- [Aim of the exercise] Search the data below for the word "color" and copy each line that holds it.

- [Exercise materials]
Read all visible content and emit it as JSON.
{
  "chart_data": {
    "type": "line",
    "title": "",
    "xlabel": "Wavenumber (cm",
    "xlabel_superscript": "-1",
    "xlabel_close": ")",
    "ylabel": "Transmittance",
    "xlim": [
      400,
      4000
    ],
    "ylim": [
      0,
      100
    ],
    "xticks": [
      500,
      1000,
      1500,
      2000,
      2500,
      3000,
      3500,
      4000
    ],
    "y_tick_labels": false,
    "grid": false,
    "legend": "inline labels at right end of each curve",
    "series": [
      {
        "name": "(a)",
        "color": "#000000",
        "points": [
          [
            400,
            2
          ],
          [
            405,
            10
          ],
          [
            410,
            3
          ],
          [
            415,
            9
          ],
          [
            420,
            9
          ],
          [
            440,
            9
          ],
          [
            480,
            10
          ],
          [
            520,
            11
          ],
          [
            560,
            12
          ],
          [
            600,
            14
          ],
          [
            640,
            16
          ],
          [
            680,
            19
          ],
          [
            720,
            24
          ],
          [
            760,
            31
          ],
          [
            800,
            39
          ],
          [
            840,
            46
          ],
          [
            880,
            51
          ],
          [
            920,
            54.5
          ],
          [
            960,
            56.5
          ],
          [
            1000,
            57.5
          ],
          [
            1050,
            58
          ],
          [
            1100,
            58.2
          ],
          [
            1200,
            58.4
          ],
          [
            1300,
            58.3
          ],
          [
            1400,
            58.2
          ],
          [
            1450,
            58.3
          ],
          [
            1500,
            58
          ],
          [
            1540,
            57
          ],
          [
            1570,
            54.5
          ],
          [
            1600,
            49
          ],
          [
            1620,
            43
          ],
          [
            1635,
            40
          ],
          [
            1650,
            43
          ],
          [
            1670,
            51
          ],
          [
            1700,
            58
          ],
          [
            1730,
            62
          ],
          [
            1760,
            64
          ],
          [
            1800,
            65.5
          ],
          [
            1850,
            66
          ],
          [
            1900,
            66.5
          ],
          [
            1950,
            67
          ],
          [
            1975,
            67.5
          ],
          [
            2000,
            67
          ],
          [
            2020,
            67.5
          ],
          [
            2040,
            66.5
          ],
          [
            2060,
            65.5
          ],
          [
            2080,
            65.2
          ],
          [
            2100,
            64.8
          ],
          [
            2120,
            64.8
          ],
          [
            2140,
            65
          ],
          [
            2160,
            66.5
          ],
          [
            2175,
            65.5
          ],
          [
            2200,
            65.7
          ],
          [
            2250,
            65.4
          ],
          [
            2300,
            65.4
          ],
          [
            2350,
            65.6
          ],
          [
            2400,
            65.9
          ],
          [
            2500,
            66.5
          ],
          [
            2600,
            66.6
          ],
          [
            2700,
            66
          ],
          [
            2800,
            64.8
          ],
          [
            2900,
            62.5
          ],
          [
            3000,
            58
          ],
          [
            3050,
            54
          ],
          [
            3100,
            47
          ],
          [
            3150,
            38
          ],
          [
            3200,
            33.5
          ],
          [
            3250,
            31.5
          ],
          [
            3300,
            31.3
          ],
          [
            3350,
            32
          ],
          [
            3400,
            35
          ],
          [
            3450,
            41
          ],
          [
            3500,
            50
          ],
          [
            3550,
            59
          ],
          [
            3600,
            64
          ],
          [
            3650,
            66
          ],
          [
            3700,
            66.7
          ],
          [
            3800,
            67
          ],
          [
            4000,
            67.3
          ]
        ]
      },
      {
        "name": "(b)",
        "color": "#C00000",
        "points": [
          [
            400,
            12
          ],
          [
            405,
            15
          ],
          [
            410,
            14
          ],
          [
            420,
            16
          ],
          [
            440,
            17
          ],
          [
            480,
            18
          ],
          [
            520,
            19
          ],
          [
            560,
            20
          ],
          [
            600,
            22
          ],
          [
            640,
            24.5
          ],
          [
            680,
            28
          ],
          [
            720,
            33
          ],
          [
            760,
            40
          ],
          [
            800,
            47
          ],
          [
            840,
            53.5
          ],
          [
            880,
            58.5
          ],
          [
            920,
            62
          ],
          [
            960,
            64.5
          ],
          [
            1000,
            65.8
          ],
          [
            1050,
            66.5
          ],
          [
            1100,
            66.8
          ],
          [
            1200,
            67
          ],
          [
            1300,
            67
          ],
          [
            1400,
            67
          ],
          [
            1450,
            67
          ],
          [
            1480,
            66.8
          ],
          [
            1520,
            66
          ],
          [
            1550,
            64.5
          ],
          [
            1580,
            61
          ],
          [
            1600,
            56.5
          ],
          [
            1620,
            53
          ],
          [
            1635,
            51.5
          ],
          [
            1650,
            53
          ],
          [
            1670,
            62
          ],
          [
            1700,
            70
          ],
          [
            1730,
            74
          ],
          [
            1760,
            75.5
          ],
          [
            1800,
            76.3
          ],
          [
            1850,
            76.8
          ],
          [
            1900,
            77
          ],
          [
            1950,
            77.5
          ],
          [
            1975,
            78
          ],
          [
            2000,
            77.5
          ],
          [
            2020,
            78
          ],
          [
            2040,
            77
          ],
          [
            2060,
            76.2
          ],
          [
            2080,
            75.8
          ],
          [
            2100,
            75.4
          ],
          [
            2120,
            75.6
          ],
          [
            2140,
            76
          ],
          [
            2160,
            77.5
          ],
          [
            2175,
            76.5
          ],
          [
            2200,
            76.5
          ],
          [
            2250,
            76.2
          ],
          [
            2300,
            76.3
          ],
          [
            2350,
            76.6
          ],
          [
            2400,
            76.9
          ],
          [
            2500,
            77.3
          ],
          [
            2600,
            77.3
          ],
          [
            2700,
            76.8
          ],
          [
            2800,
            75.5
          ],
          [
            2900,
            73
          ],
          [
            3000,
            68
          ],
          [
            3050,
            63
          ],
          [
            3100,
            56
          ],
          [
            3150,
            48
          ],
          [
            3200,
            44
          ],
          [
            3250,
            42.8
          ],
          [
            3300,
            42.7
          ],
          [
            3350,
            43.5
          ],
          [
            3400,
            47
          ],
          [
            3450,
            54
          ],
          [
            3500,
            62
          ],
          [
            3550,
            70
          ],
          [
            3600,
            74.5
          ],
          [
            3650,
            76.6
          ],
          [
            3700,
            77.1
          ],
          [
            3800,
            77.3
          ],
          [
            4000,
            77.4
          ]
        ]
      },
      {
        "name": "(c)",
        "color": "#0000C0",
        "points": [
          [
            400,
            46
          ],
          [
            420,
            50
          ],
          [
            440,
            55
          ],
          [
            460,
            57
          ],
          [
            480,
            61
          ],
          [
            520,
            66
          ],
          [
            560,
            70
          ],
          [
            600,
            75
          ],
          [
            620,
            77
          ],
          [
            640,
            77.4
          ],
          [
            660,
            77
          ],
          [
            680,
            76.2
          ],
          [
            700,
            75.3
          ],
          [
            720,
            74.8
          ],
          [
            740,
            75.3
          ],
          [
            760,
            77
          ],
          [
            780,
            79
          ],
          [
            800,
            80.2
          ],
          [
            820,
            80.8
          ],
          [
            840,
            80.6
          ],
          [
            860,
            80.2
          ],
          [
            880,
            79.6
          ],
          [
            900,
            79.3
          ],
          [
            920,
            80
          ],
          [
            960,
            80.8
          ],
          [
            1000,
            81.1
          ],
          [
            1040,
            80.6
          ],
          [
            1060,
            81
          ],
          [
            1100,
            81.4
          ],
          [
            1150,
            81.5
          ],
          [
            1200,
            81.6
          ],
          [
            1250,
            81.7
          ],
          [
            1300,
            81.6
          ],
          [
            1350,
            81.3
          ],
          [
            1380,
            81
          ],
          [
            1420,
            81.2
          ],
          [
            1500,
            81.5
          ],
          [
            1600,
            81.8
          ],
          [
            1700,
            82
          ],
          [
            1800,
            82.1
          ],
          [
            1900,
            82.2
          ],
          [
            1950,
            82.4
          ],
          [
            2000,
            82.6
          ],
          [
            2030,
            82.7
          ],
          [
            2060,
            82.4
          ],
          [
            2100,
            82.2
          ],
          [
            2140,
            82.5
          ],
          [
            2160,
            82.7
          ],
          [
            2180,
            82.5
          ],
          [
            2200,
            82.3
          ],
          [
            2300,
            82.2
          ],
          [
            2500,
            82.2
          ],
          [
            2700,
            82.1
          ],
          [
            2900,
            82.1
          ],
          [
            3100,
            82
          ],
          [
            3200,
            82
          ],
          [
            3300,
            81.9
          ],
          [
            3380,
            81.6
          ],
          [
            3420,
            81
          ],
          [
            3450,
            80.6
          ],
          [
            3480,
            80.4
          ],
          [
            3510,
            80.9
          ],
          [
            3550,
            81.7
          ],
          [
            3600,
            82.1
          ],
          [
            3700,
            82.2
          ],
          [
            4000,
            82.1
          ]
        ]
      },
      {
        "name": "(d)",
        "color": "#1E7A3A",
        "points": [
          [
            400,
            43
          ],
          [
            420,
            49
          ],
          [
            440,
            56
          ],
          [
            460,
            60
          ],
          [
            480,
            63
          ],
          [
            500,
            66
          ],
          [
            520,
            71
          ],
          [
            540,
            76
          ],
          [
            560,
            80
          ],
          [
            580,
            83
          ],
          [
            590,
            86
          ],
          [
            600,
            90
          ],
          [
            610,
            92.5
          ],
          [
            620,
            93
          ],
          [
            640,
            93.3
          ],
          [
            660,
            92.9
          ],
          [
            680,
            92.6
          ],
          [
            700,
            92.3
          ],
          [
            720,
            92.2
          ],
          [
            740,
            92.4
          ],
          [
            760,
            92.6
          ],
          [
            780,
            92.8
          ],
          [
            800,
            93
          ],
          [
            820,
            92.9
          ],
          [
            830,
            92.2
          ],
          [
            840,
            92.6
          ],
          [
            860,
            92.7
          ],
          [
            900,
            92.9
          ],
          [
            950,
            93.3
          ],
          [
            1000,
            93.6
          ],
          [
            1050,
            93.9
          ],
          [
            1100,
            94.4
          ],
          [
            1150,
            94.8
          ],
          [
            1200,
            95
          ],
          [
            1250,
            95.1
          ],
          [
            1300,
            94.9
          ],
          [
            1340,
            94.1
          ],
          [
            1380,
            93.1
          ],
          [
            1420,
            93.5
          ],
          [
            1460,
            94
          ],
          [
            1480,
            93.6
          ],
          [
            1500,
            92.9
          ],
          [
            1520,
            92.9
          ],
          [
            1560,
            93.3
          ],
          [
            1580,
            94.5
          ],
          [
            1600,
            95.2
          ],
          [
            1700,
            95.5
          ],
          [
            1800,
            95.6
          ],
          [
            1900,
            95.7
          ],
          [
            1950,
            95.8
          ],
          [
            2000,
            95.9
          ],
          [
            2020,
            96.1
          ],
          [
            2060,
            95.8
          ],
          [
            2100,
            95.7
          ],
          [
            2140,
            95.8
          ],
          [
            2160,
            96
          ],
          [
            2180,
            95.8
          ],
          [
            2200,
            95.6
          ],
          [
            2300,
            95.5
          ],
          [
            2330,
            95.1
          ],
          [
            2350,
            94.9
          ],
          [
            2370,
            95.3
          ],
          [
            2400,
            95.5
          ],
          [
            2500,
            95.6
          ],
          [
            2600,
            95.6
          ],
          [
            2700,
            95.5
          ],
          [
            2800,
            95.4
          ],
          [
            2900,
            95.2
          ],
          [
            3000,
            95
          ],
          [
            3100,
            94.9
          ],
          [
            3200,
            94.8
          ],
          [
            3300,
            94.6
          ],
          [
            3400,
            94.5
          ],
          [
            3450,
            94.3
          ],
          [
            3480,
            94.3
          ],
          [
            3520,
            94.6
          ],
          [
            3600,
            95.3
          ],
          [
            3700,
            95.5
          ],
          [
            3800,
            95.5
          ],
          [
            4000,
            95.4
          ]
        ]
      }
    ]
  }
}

- [Final answer]
        "color": "#000000",
        "color": "#C00000",
        "color": "#0000C0",
        "color": "#1E7A3A",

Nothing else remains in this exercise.